Data entries for graphics:

☆ ☆ ☆

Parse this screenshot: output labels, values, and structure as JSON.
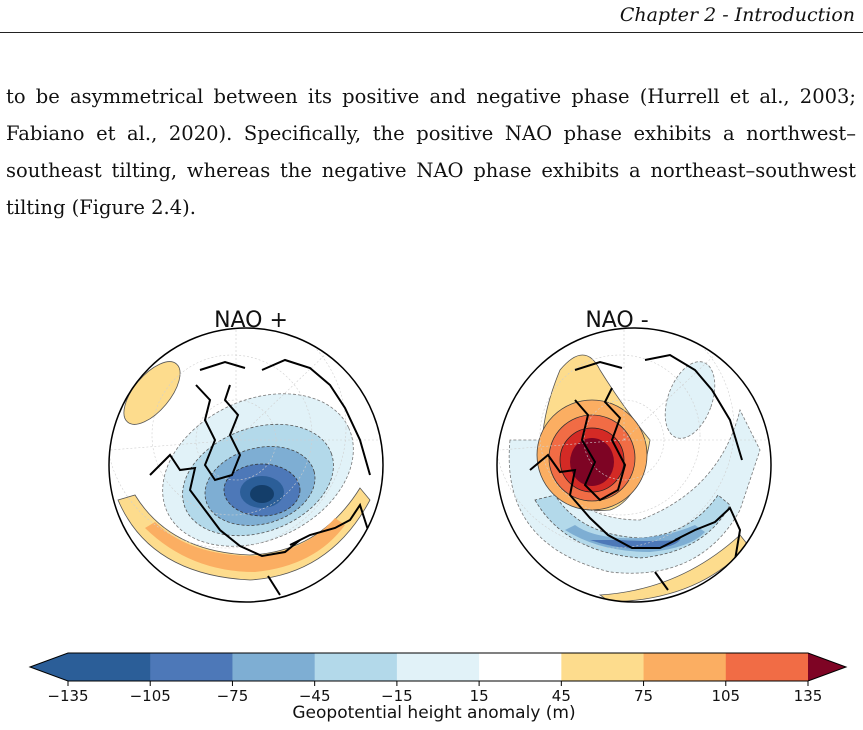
{
  "header": {
    "chapter": "Chapter 2 - Introduction"
  },
  "paragraph": {
    "lines": [
      "to be asymmetrical between its positive and negative phase (Hurrell et al., 2003;",
      "Fabiano et al., 2020).  Specifically, the positive NAO phase exhibits a northwest–",
      "southeast tilting, whereas the negative NAO phase exhibits a northeast–southwest",
      "tilting (Figure 2.4)."
    ]
  },
  "figure": {
    "maps": [
      {
        "title": "NAO +"
      },
      {
        "title": "NAO -"
      }
    ],
    "colorbar": {
      "ticks": [
        "−135",
        "−105",
        "−75",
        "−45",
        "−15",
        "15",
        "45",
        "75",
        "105",
        "135"
      ],
      "colors": [
        "#2b5e98",
        "#4d78b8",
        "#7eaed3",
        "#b3d9ea",
        "#e1f2f8",
        "#ffffff",
        "#fddc8d",
        "#fbae62",
        "#f16c45",
        "#d42a25",
        "#7e0424"
      ],
      "label": "Geopotential height anomaly (m)"
    }
  }
}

☆ ☆ ☆

**What is being asked:** Transcribe the whole listing exactly. Pictures stay out of your copy.

**Solution for this problem:**
Parse this screenshot: output labels, values, and structure as JSON.
{
  "header": {
    "chapter": "Chapter 2 - Introduction"
  },
  "paragraph": {
    "lines": [
      "to be asymmetrical between its positive and negative phase (Hurrell et al., 2003;",
      "Fabiano et al., 2020).  Specifically, the positive NAO phase exhibits a northwest–",
      "southeast tilting, whereas the negative NAO phase exhibits a northeast–southwest",
      "tilting (Figure 2.4)."
    ]
  },
  "figure": {
    "maps": [
      {
        "title": "NAO +"
      },
      {
        "title": "NAO -"
      }
    ],
    "colorbar": {
      "ticks": [
        "−135",
        "−105",
        "−75",
        "−45",
        "−15",
        "15",
        "45",
        "75",
        "105",
        "135"
      ],
      "colors": [
        "#2b5e98",
        "#4d78b8",
        "#7eaed3",
        "#b3d9ea",
        "#e1f2f8",
        "#ffffff",
        "#fddc8d",
        "#fbae62",
        "#f16c45",
        "#d42a25",
        "#7e0424"
      ],
      "label": "Geopotential height anomaly (m)"
    }
  }
}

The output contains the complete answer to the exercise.